- **GOAL OF THE EXERCISE**: Exclude the pictures, then copy all remaining records exactly.

- **PROVIDED RECORDS**:

--- Start ---

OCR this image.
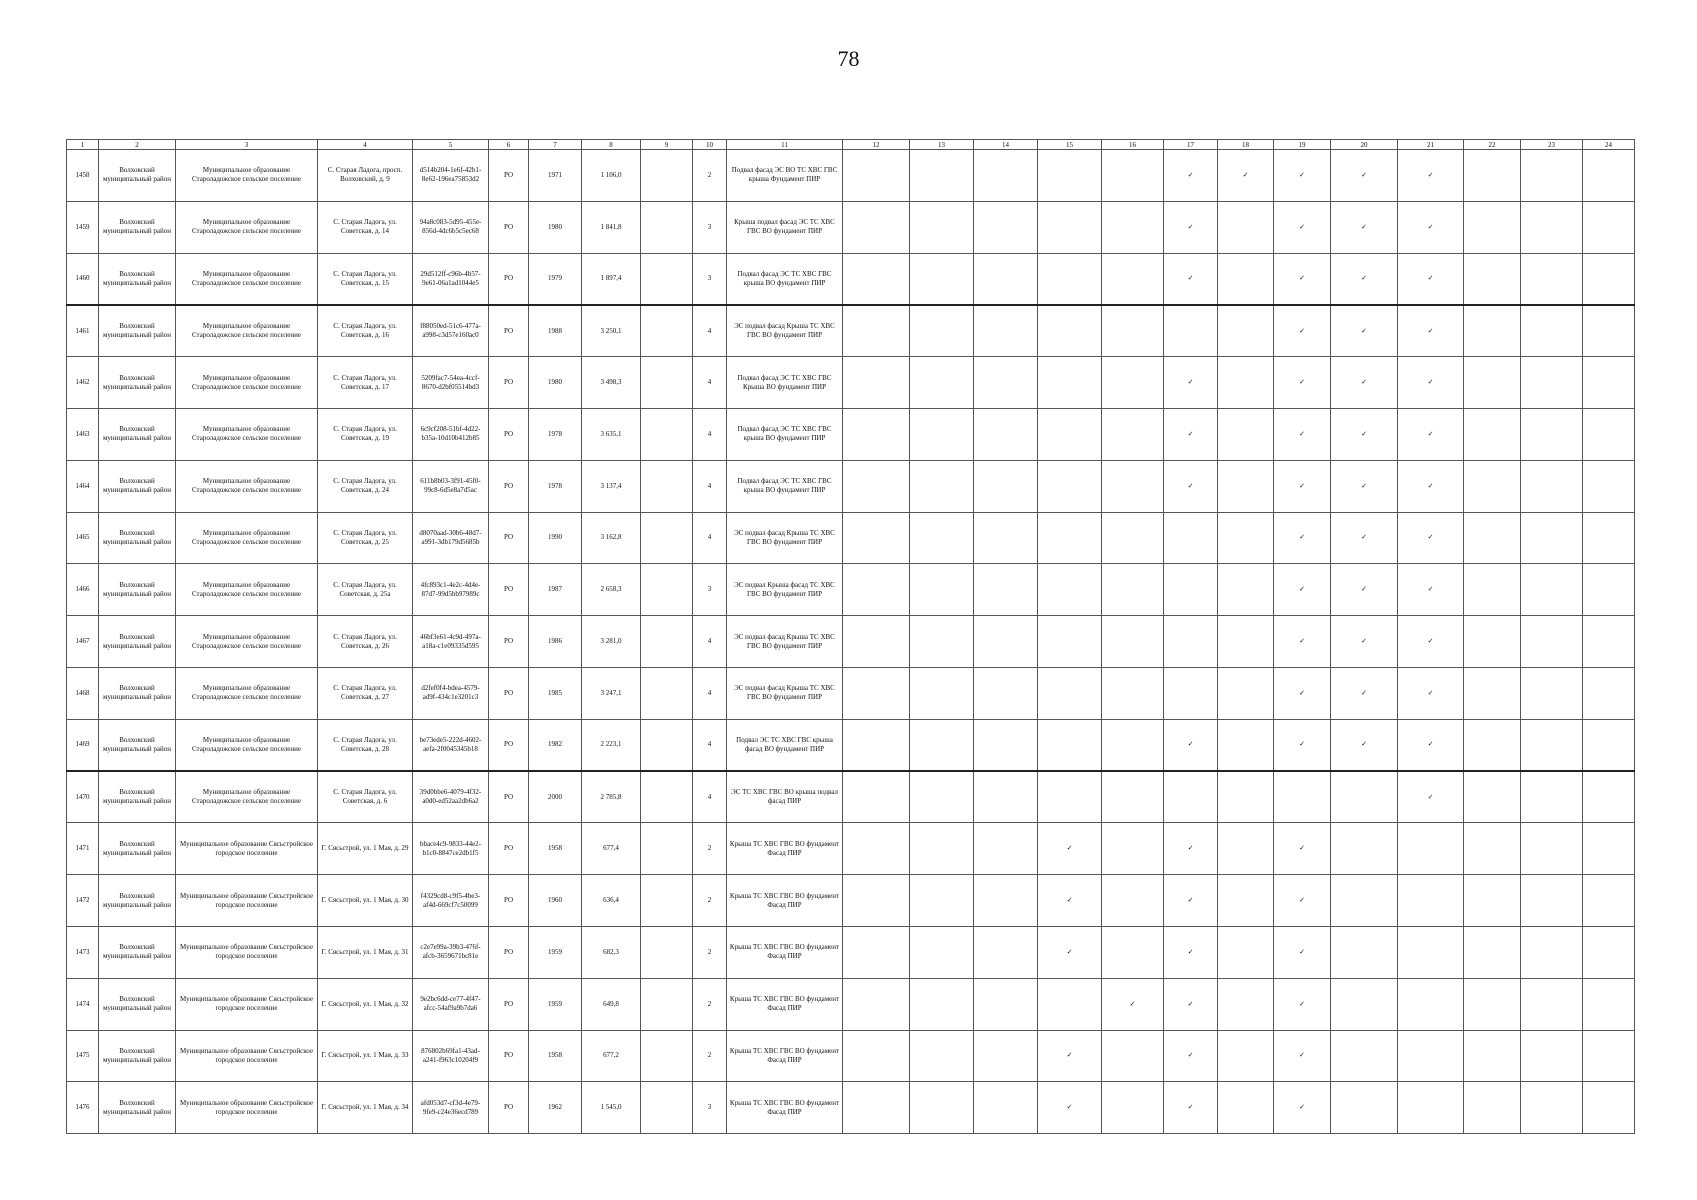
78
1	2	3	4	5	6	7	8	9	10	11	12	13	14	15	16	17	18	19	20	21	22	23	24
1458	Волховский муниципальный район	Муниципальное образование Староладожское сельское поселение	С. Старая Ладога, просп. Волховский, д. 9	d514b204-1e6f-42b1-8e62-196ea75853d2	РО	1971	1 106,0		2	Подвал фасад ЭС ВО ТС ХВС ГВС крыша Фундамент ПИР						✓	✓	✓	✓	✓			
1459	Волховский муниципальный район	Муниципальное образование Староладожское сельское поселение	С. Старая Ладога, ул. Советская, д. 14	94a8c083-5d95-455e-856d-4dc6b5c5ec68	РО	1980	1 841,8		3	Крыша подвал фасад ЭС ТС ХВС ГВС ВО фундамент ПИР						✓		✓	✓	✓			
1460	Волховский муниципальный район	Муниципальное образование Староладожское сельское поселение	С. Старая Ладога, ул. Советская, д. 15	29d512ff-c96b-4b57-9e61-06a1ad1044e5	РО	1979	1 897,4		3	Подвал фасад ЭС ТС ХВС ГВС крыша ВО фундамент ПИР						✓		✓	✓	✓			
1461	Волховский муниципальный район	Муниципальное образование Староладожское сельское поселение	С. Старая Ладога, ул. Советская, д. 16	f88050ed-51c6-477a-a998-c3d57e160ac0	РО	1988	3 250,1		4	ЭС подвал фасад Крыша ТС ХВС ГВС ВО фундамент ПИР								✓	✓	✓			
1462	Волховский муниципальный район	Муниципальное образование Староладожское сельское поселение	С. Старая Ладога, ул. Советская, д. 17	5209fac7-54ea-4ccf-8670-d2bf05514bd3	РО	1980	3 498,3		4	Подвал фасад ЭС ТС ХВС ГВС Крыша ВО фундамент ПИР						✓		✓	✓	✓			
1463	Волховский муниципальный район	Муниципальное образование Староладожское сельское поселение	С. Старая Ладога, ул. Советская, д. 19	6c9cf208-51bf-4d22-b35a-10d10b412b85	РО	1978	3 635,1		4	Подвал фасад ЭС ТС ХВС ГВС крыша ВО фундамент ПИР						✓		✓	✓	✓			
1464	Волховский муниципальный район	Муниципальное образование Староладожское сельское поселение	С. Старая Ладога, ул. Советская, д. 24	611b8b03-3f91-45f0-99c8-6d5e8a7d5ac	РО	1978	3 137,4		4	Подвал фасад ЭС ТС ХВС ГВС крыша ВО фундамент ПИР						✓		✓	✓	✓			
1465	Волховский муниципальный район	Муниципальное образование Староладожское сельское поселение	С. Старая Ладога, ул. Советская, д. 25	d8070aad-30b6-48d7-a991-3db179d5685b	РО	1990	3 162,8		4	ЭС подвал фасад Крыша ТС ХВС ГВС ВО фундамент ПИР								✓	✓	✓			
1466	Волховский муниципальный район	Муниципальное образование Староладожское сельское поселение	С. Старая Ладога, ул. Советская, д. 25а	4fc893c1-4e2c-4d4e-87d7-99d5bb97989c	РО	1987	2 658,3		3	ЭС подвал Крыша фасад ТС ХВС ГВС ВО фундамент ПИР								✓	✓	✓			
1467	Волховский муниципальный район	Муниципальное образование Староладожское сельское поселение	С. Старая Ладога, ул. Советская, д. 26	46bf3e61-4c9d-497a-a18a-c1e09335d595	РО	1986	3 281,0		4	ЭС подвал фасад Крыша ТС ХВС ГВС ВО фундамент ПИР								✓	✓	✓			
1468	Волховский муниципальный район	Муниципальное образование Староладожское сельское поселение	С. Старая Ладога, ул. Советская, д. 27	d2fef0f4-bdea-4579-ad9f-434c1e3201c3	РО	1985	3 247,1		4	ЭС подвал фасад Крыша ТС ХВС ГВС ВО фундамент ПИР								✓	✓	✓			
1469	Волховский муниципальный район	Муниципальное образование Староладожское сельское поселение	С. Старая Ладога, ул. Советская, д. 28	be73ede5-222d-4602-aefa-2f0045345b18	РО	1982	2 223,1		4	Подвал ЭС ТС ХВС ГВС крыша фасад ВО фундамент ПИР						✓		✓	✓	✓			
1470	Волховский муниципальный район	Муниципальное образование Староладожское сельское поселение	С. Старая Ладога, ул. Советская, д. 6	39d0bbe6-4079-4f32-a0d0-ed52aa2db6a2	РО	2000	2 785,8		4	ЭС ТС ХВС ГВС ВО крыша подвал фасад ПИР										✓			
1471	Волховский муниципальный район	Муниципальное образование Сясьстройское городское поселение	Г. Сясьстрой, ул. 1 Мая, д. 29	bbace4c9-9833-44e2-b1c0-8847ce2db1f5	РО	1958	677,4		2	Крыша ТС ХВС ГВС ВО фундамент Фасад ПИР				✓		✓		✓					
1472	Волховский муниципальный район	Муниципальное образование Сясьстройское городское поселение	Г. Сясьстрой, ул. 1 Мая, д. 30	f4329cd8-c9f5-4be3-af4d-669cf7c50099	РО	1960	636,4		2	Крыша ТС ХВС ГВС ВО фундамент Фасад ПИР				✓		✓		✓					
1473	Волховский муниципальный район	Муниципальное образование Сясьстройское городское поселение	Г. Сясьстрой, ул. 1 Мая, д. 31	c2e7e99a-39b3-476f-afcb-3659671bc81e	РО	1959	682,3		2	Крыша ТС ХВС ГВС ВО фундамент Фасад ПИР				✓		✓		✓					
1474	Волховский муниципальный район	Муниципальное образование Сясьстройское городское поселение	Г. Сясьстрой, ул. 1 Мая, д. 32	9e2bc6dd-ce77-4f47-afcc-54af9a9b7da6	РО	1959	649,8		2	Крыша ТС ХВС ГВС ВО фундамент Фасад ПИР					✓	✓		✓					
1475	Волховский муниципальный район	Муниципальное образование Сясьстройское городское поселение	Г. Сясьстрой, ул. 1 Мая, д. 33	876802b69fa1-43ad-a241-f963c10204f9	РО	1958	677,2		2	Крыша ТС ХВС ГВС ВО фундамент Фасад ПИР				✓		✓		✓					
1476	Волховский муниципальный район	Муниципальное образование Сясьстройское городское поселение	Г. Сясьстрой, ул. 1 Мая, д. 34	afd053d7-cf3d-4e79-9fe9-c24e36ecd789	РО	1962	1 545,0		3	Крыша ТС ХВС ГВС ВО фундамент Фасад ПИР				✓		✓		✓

--- End ---

- **OUTPUT FOR THIS EXERCISE**:
OCR this image.
78
1	2	3	4	5	6	7	8	9	10	11	12	13	14	15	16	17	18	19	20	21	22	23	24
1458	Волховский муниципальный район	Муниципальное образование Староладожское сельское поселение	С. Старая Ладога, просп. Волховский, д. 9	d514b204-1e6f-42b1-8e62-196ea75853d2	РО	1971	1 106,0		2	Подвал фасад ЭС ВО ТС ХВС ГВС крыша Фундамент ПИР						✓	✓	✓	✓	✓			
1459	Волховский муниципальный район	Муниципальное образование Староладожское сельское поселение	С. Старая Ладога, ул. Советская, д. 14	94a8c083-5d95-455e-856d-4dc6b5c5ec68	РО	1980	1 841,8		3	Крыша подвал фасад ЭС ТС ХВС ГВС ВО фундамент ПИР						✓		✓	✓	✓			
1460	Волховский муниципальный район	Муниципальное образование Староладожское сельское поселение	С. Старая Ладога, ул. Советская, д. 15	29d512ff-c96b-4b57-9e61-06a1ad1044e5	РО	1979	1 897,4		3	Подвал фасад ЭС ТС ХВС ГВС крыша ВО фундамент ПИР						✓		✓	✓	✓			
1461	Волховский муниципальный район	Муниципальное образование Староладожское сельское поселение	С. Старая Ладога, ул. Советская, д. 16	f88050ed-51c6-477a-a998-c3d57e160ac0	РО	1988	3 250,1		4	ЭС подвал фасад Крыша ТС ХВС ГВС ВО фундамент ПИР								✓	✓	✓			
1462	Волховский муниципальный район	Муниципальное образование Староладожское сельское поселение	С. Старая Ладога, ул. Советская, д. 17	5209fac7-54ea-4ccf-8670-d2bf05514bd3	РО	1980	3 498,3		4	Подвал фасад ЭС ТС ХВС ГВС Крыша ВО фундамент ПИР						✓		✓	✓	✓			
1463	Волховский муниципальный район	Муниципальное образование Староладожское сельское поселение	С. Старая Ладога, ул. Советская, д. 19	6c9cf208-51bf-4d22-b35a-10d10b412b85	РО	1978	3 635,1		4	Подвал фасад ЭС ТС ХВС ГВС крыша ВО фундамент ПИР						✓		✓	✓	✓			
1464	Волховский муниципальный район	Муниципальное образование Староладожское сельское поселение	С. Старая Ладога, ул. Советская, д. 24	611b8b03-3f91-45f0-99c8-6d5e8a7d5ac	РО	1978	3 137,4		4	Подвал фасад ЭС ТС ХВС ГВС крыша ВО фундамент ПИР						✓		✓	✓	✓			
1465	Волховский муниципальный район	Муниципальное образование Староладожское сельское поселение	С. Старая Ладога, ул. Советская, д. 25	d8070aad-30b6-48d7-a991-3db179d5685b	РО	1990	3 162,8		4	ЭС подвал фасад Крыша ТС ХВС ГВС ВО фундамент ПИР								✓	✓	✓			
1466	Волховский муниципальный район	Муниципальное образование Староладожское сельское поселение	С. Старая Ладога, ул. Советская, д. 25а	4fc893c1-4e2c-4d4e-87d7-99d5bb97989c	РО	1987	2 658,3		3	ЭС подвал Крыша фасад ТС ХВС ГВС ВО фундамент ПИР								✓	✓	✓			
1467	Волховский муниципальный район	Муниципальное образование Староладожское сельское поселение	С. Старая Ладога, ул. Советская, д. 26	46bf3e61-4c9d-497a-a18a-c1e09335d595	РО	1986	3 281,0		4	ЭС подвал фасад Крыша ТС ХВС ГВС ВО фундамент ПИР								✓	✓	✓			
1468	Волховский муниципальный район	Муниципальное образование Староладожское сельское поселение	С. Старая Ладога, ул. Советская, д. 27	d2fef0f4-bdea-4579-ad9f-434c1e3201c3	РО	1985	3 247,1		4	ЭС подвал фасад Крыша ТС ХВС ГВС ВО фундамент ПИР								✓	✓	✓			
1469	Волховский муниципальный район	Муниципальное образование Староладожское сельское поселение	С. Старая Ладога, ул. Советская, д. 28	be73ede5-222d-4602-aefa-2f0045345b18	РО	1982	2 223,1		4	Подвал ЭС ТС ХВС ГВС крыша фасад ВО фундамент ПИР						✓		✓	✓	✓			
1470	Волховский муниципальный район	Муниципальное образование Староладожское сельское поселение	С. Старая Ладога, ул. Советская, д. 6	39d0bbe6-4079-4f32-a0d0-ed52aa2db6a2	РО	2000	2 785,8		4	ЭС ТС ХВС ГВС ВО крыша подвал фасад ПИР										✓			
1471	Волховский муниципальный район	Муниципальное образование Сясьстройское городское поселение	Г. Сясьстрой, ул. 1 Мая, д. 29	bbace4c9-9833-44e2-b1c0-8847ce2db1f5	РО	1958	677,4		2	Крыша ТС ХВС ГВС ВО фундамент Фасад ПИР				✓		✓		✓					
1472	Волховский муниципальный район	Муниципальное образование Сясьстройское городское поселение	Г. Сясьстрой, ул. 1 Мая, д. 30	f4329cd8-c9f5-4be3-af4d-669cf7c50099	РО	1960	636,4		2	Крыша ТС ХВС ГВС ВО фундамент Фасад ПИР				✓		✓		✓					
1473	Волховский муниципальный район	Муниципальное образование Сясьстройское городское поселение	Г. Сясьстрой, ул. 1 Мая, д. 31	c2e7e99a-39b3-476f-afcb-3659671bc81e	РО	1959	682,3		2	Крыша ТС ХВС ГВС ВО фундамент Фасад ПИР				✓		✓		✓					
1474	Волховский муниципальный район	Муниципальное образование Сясьстройское городское поселение	Г. Сясьстрой, ул. 1 Мая, д. 32	9e2bc6dd-ce77-4f47-afcc-54af9a9b7da6	РО	1959	649,8		2	Крыша ТС ХВС ГВС ВО фундамент Фасад ПИР					✓	✓		✓					
1475	Волховский муниципальный район	Муниципальное образование Сясьстройское городское поселение	Г. Сясьстрой, ул. 1 Мая, д. 33	876802b69fa1-43ad-a241-f963c10204f9	РО	1958	677,2		2	Крыша ТС ХВС ГВС ВО фундамент Фасад ПИР				✓		✓		✓					
1476	Волховский муниципальный район	Муниципальное образование Сясьстройское городское поселение	Г. Сясьстрой, ул. 1 Мая, д. 34	afd053d7-cf3d-4e79-9fe9-c24e36ecd789	РО	1962	1 545,0		3	Крыша ТС ХВС ГВС ВО фундамент Фасад ПИР				✓		✓		✓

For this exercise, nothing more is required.